Recorded data
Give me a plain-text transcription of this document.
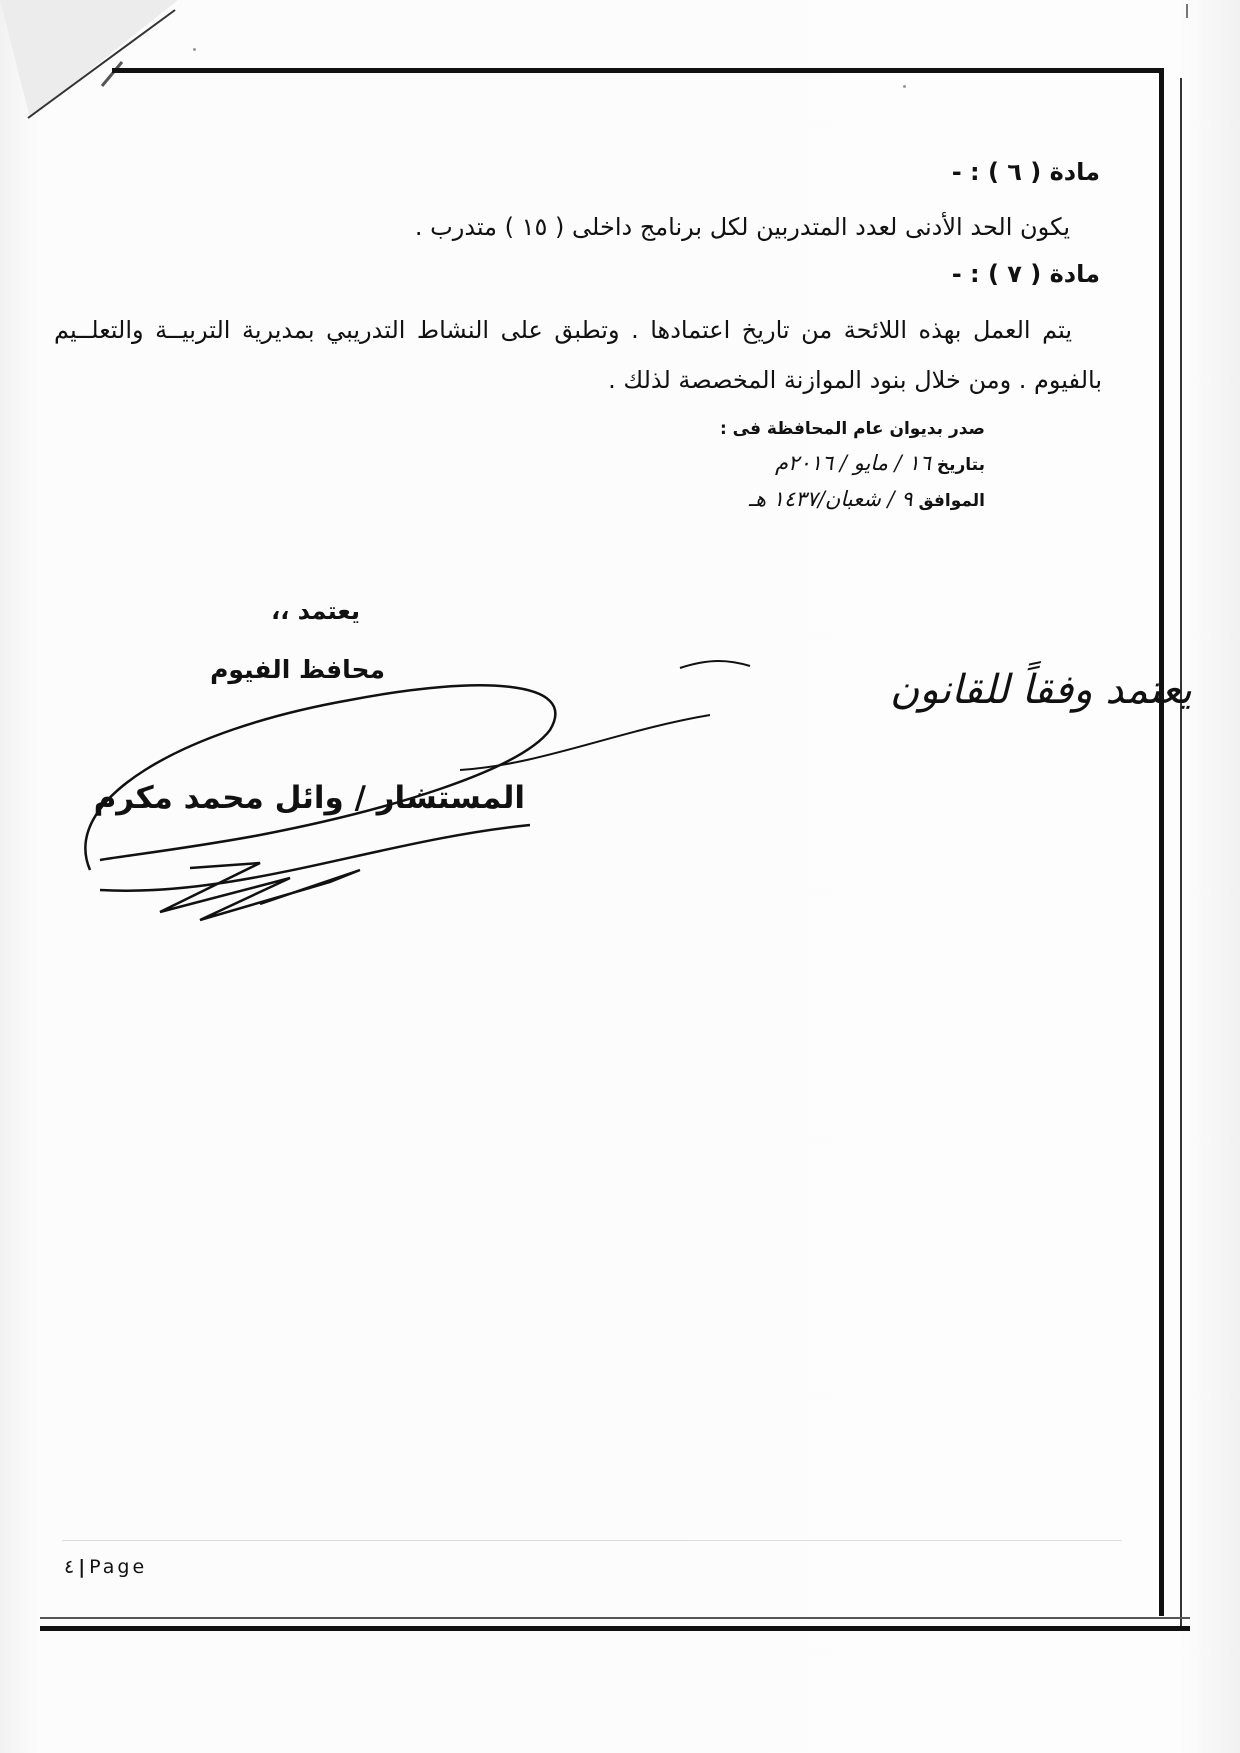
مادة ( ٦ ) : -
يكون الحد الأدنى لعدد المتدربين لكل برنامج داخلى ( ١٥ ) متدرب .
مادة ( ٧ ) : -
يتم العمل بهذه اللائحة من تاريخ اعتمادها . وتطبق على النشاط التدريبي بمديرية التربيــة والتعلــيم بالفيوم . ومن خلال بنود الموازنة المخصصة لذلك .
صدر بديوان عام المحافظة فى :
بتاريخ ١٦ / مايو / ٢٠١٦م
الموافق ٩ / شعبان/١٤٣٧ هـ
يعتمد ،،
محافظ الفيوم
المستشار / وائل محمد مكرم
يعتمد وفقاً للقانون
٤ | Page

- _WRITTEN TASK_:
Your task is an exact transcription of all the data, minus the pictures.

- _EXERCISE RESULT_:
Give me a plain-text transcription of this document.
مادة ( ٦ ) : -
يكون الحد الأدنى لعدد المتدربين لكل برنامج داخلى ( ١٥ ) متدرب .
مادة ( ٧ ) : -
يتم العمل بهذه اللائحة من تاريخ اعتمادها . وتطبق على النشاط التدريبي بمديرية التربيــة والتعلــيم بالفيوم . ومن خلال بنود الموازنة المخصصة لذلك .
صدر بديوان عام المحافظة فى :
بتاريخ ١٦ / مايو / ٢٠١٦م
الموافق ٩ / شعبان/١٤٣٧ هـ
يعتمد ،،
محافظ الفيوم
المستشار / وائل محمد مكرم
يعتمد وفقاً للقانون
٤ | Page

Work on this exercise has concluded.